### Exercise material
:::

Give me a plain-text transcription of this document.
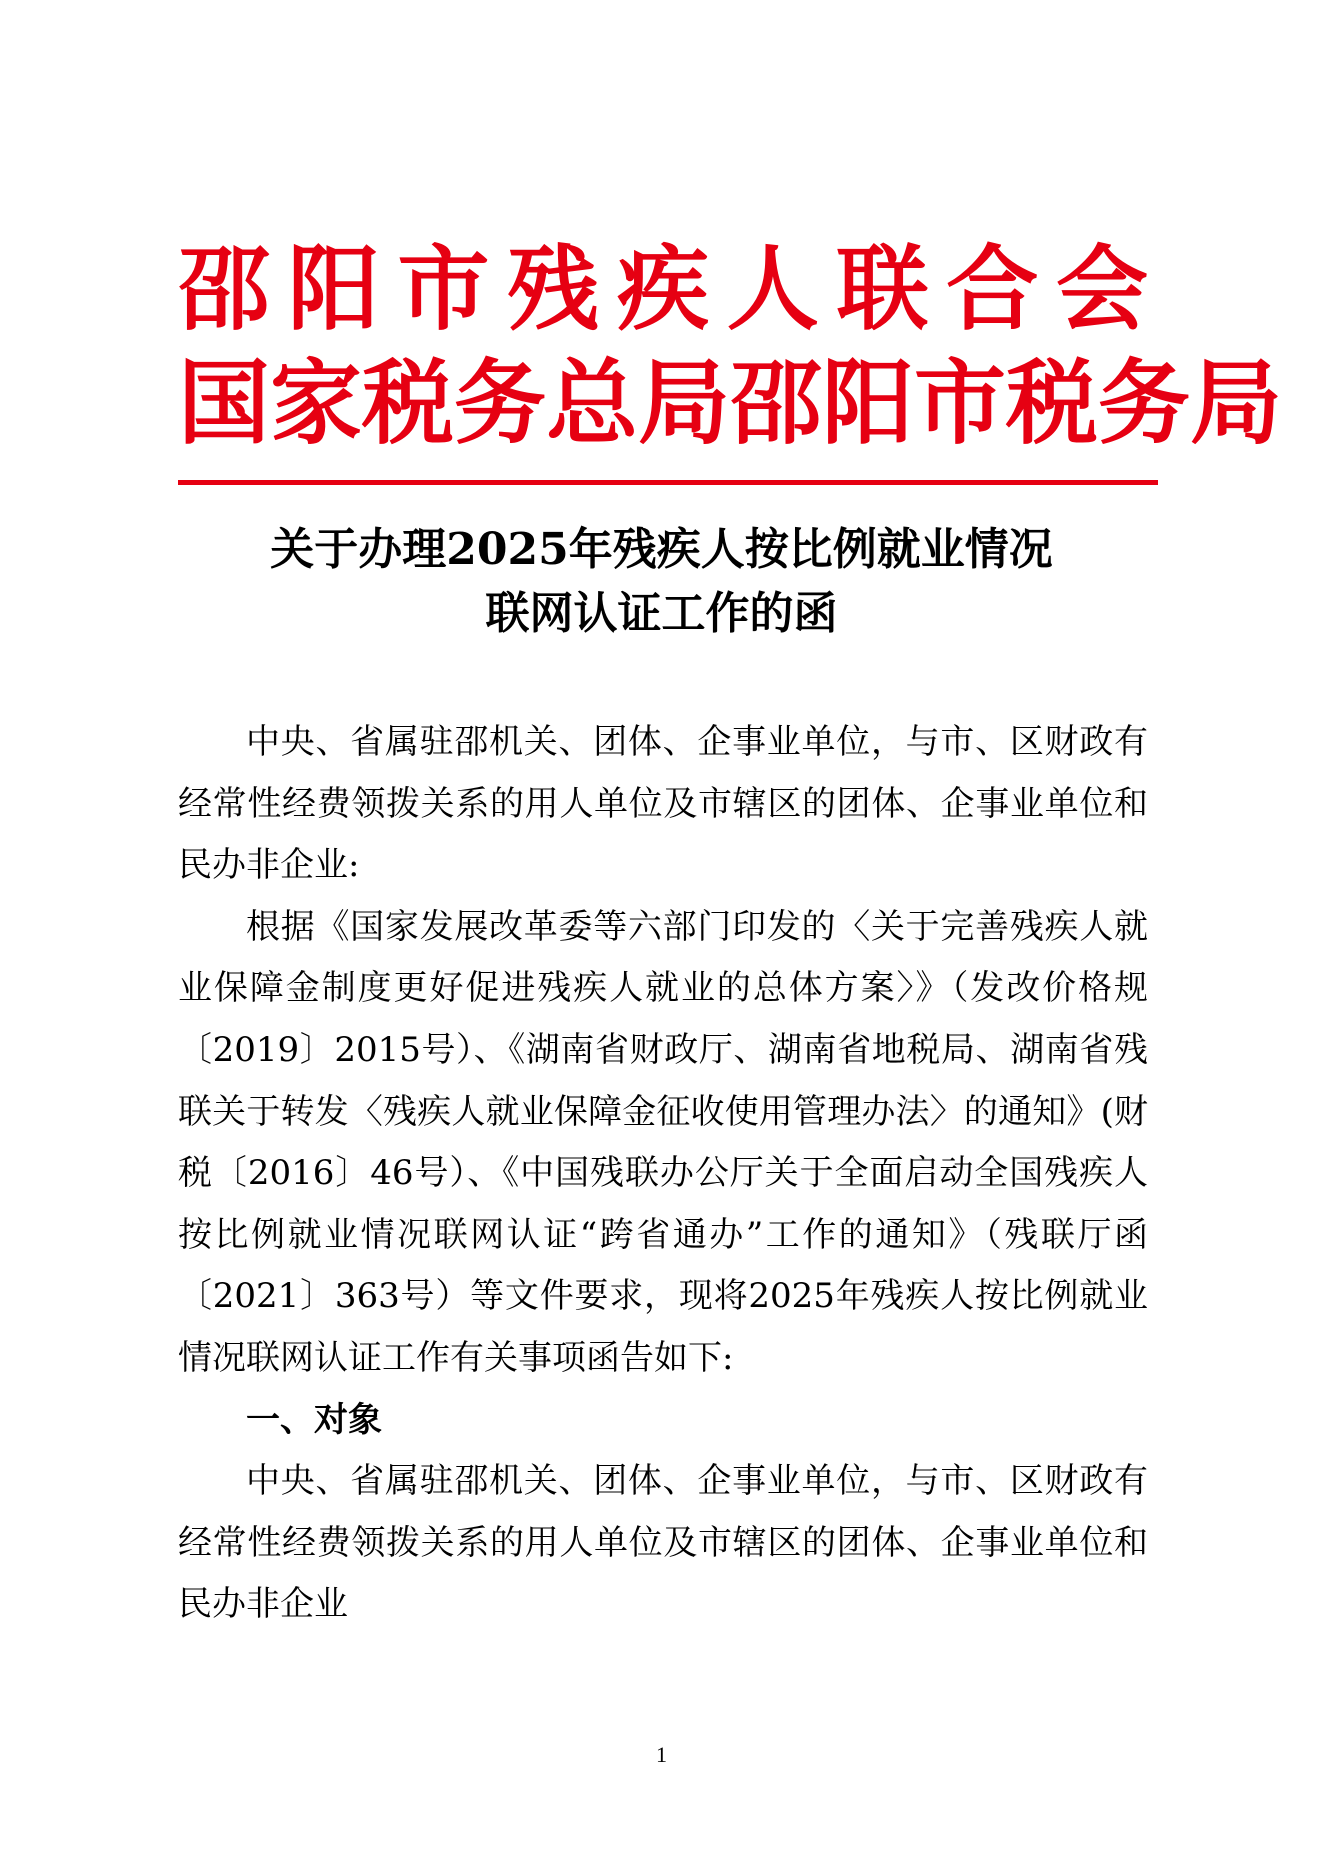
邵阳市残疾人联合会
国家税务总局邵阳市税务局
关于办理2025年残疾人按比例就业情况
联网认证工作的函

中央、省属驻邵机关、团体、企事业单位，与市、区财政有经常性经费领拨关系的用人单位及市辖区的团体、企事业单位和民办非企业:

根据《国家发展改革委等六部门印发的〈关于完善残疾人就业保障金制度更好促进残疾人就业的总体方案〉》（发改价格规〔2019〕2015号）、《湖南省财政厅、湖南省地税局、湖南省残联关于转发〈残疾人就业保障金征收使用管理办法〉的通知》(财税〔2016〕46号）、《中国残联办公厅关于全面启动全国残疾人按比例就业情况联网认证“跨省通办”工作的通知》（残联厅函〔2021〕363号）等文件要求，现将2025年残疾人按比例就业情况联网认证工作有关事项函告如下:

一、对象

中央、省属驻邵机关、团体、企事业单位，与市、区财政有经常性经费领拨关系的用人单位及市辖区的团体、企事业单位和民办非企业

1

:::

### Required work
Your copy should repeat each entry above exactly but contain no pictures.

### In response
Give me a plain-text transcription of this document.
邵阳市残疾人联合会
国家税务总局邵阳市税务局
关于办理2025年残疾人按比例就业情况
联网认证工作的函

中央、省属驻邵机关、团体、企事业单位，与市、区财政有经常性经费领拨关系的用人单位及市辖区的团体、企事业单位和民办非企业:

根据《国家发展改革委等六部门印发的〈关于完善残疾人就业保障金制度更好促进残疾人就业的总体方案〉》（发改价格规〔2019〕2015号）、《湖南省财政厅、湖南省地税局、湖南省残联关于转发〈残疾人就业保障金征收使用管理办法〉的通知》(财税〔2016〕46号）、《中国残联办公厅关于全面启动全国残疾人按比例就业情况联网认证“跨省通办”工作的通知》（残联厅函〔2021〕363号）等文件要求，现将2025年残疾人按比例就业情况联网认证工作有关事项函告如下:

一、对象

中央、省属驻邵机关、团体、企事业单位，与市、区财政有经常性经费领拨关系的用人单位及市辖区的团体、企事业单位和民办非企业

1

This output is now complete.